*Working data:*

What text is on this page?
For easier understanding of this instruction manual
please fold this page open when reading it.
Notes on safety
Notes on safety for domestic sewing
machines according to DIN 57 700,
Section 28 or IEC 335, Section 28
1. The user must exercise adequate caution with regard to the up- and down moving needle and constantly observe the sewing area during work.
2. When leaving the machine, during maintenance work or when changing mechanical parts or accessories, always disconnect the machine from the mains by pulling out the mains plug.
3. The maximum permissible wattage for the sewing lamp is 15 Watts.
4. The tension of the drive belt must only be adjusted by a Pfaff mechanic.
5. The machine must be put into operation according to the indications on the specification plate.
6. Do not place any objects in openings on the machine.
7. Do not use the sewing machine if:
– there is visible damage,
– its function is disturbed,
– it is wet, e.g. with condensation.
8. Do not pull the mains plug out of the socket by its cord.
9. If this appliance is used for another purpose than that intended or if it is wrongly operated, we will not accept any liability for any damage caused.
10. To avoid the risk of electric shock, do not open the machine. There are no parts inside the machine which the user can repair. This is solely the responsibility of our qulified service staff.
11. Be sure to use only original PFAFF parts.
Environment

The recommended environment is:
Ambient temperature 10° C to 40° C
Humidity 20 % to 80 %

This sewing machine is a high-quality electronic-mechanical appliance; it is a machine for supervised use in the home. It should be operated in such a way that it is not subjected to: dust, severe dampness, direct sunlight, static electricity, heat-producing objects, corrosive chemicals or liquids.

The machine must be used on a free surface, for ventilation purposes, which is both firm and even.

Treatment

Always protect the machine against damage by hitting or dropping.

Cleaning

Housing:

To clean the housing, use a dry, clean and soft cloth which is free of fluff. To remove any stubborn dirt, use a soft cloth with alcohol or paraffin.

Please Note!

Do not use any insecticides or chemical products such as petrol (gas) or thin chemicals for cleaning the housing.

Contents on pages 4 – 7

*Aim:* Repeat all of the entries exactly.

*Response below:*
What text is on this page?
For easier understanding of this instruction manual
please fold this page open when reading it.
Notes on safety
Notes on safety for domestic sewing
machines according to DIN 57 700,
Section 28 or IEC 335, Section 28
1. The user must exercise adequate caution with regard to the up- and down moving needle and constantly observe the sewing area during work.
2. When leaving the machine, during maintenance work or when changing mechanical parts or accessories, always disconnect the machine from the mains by pulling out the mains plug.
3. The maximum permissible wattage for the sewing lamp is 15 Watts.
4. The tension of the drive belt must only be adjusted by a Pfaff mechanic.
5. The machine must be put into operation according to the indications on the specification plate.
6. Do not place any objects in openings on the machine.
7. Do not use the sewing machine if:
– there is visible damage,
– its function is disturbed,
– it is wet, e.g. with condensation.
8. Do not pull the mains plug out of the socket by its cord.
9. If this appliance is used for another purpose than that intended or if it is wrongly operated, we will not accept any liability for any damage caused.
10. To avoid the risk of electric shock, do not open the machine. There are no parts inside the machine which the user can repair. This is solely the responsibility of our qulified service staff.
11. Be sure to use only original PFAFF parts.
Environment

The recommended environment is:
Ambient temperature 10° C to 40° C
Humidity 20 % to 80 %

This sewing machine is a high-quality electronic-mechanical appliance; it is a machine for supervised use in the home. It should be operated in such a way that it is not subjected to: dust, severe dampness, direct sunlight, static electricity, heat-producing objects, corrosive chemicals or liquids.

The machine must be used on a free surface, for ventilation purposes, which is both firm and even.

Treatment

Always protect the machine against damage by hitting or dropping.

Cleaning

Housing:

To clean the housing, use a dry, clean and soft cloth which is free of fluff. To remove any stubborn dirt, use a soft cloth with alcohol or paraffin.

Please Note!

Do not use any insecticides or chemical products such as petrol (gas) or thin chemicals for cleaning the housing.

Contents on pages 4 – 7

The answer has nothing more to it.